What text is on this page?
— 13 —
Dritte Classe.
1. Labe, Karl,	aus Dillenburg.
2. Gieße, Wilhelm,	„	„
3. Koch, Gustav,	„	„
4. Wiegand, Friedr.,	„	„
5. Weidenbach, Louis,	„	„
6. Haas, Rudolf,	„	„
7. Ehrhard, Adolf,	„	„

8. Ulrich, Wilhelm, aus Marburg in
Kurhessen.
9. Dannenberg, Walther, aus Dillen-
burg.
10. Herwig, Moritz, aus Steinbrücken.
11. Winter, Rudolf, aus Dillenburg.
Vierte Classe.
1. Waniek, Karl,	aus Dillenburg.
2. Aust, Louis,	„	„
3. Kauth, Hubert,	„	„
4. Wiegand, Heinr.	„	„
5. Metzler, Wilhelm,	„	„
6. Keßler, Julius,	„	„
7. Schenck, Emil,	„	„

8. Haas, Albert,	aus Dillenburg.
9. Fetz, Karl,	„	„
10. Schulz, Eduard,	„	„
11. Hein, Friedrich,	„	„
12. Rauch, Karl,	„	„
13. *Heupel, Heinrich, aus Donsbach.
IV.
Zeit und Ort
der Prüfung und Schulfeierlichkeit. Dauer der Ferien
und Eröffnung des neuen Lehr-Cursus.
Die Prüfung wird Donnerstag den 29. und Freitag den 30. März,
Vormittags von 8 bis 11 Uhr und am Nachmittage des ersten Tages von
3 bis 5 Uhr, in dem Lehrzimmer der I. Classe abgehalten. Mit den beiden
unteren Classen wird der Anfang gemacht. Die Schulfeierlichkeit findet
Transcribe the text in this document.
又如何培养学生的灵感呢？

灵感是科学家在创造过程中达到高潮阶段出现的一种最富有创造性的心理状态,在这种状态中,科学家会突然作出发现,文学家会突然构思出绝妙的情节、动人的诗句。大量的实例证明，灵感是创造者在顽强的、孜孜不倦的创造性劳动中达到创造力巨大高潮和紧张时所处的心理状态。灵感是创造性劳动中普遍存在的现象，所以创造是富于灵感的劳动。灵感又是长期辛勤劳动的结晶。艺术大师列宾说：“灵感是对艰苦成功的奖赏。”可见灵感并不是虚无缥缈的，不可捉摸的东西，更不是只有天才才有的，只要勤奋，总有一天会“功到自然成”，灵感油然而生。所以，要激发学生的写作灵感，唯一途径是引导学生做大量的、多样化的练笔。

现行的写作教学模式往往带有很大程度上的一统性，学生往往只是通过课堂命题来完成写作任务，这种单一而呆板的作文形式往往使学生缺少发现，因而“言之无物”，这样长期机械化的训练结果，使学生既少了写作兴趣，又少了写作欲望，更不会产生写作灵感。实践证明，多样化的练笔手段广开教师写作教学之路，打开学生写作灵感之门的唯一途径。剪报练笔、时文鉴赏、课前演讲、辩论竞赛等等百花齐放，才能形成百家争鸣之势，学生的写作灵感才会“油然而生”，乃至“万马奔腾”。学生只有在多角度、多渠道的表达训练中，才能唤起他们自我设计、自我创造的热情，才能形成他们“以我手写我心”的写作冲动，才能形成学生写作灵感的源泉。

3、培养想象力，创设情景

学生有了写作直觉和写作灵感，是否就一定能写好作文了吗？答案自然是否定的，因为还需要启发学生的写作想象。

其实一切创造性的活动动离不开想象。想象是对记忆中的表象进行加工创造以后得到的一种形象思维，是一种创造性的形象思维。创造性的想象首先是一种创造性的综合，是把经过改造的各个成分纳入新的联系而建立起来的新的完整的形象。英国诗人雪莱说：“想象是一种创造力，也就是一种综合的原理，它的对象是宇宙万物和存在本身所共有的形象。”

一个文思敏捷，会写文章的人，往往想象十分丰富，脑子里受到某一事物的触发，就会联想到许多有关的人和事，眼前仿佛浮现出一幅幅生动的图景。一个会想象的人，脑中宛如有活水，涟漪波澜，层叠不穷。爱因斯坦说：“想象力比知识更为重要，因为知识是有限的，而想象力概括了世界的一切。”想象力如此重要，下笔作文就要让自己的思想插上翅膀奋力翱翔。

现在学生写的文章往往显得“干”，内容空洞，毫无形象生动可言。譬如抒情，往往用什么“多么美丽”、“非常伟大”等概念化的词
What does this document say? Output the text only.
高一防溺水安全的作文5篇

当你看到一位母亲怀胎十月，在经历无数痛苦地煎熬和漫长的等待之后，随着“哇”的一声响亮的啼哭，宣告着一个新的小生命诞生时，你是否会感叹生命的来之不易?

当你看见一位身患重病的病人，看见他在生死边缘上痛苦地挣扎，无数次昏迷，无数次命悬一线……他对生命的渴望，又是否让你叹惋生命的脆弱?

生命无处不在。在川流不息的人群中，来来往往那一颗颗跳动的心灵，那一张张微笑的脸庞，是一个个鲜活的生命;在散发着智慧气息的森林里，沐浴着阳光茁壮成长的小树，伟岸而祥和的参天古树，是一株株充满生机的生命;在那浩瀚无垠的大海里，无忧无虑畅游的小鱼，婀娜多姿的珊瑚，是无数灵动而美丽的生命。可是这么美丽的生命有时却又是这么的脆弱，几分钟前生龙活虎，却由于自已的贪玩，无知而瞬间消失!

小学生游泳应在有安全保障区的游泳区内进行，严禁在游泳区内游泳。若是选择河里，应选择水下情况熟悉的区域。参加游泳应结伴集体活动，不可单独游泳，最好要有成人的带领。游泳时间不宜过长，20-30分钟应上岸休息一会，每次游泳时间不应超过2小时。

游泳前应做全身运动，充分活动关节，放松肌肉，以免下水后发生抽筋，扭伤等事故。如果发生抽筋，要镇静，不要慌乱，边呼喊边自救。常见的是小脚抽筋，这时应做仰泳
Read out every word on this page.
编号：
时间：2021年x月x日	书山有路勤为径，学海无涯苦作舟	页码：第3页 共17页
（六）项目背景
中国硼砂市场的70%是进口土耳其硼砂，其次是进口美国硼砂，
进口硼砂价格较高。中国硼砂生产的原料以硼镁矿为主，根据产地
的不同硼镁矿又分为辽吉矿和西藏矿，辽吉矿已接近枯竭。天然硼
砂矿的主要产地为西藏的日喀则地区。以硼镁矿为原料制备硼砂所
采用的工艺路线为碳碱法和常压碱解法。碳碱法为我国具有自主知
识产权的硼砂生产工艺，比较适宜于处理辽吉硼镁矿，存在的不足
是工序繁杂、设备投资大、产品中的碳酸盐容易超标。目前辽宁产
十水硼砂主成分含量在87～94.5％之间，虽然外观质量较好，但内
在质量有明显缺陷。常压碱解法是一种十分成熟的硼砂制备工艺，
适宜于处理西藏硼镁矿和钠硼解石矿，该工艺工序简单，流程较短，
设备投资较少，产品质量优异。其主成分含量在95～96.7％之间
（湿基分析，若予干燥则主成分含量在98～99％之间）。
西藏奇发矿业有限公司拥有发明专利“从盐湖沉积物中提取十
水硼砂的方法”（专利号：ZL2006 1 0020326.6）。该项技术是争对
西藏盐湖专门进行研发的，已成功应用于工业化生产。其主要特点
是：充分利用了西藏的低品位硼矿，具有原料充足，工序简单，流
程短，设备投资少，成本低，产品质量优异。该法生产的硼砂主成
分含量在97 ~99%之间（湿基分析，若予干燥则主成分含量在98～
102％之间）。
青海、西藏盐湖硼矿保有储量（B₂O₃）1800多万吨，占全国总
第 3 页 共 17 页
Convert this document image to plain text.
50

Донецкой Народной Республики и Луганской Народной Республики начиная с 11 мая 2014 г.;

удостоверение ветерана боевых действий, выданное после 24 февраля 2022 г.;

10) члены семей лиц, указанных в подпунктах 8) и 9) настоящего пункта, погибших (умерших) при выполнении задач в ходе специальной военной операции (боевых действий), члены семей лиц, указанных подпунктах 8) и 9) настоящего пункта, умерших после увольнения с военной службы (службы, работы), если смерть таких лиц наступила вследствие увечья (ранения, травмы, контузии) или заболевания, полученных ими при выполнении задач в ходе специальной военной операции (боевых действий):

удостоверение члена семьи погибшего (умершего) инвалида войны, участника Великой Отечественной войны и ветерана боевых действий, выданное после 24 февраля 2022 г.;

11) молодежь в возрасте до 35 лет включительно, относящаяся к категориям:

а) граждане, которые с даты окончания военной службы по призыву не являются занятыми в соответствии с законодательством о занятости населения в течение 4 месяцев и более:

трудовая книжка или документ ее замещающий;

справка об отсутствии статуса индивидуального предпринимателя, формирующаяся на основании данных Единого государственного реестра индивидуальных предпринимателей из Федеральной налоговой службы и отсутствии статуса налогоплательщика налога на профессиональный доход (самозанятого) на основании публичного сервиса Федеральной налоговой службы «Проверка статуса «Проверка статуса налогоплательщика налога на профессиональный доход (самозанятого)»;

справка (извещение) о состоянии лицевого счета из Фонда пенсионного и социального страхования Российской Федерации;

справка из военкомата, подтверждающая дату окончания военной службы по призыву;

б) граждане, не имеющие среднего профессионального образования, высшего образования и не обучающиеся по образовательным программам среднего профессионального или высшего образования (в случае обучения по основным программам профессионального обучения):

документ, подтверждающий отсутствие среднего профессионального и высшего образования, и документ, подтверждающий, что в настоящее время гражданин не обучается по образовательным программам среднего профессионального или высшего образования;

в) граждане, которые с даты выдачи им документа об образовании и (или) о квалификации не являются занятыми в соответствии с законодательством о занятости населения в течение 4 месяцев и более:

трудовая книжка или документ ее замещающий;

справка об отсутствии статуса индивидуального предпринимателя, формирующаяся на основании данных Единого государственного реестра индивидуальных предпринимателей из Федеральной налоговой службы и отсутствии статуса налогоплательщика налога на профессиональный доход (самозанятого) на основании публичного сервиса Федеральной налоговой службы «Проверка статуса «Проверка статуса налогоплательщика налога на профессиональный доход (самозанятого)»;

━━━━━━━━━━━━━━━━━━━━

TASK OBJECTIVE>
Only a number is wanted: how many lines contain the word "законодательством"?

ANSWER TO THIS PROBLEM>
2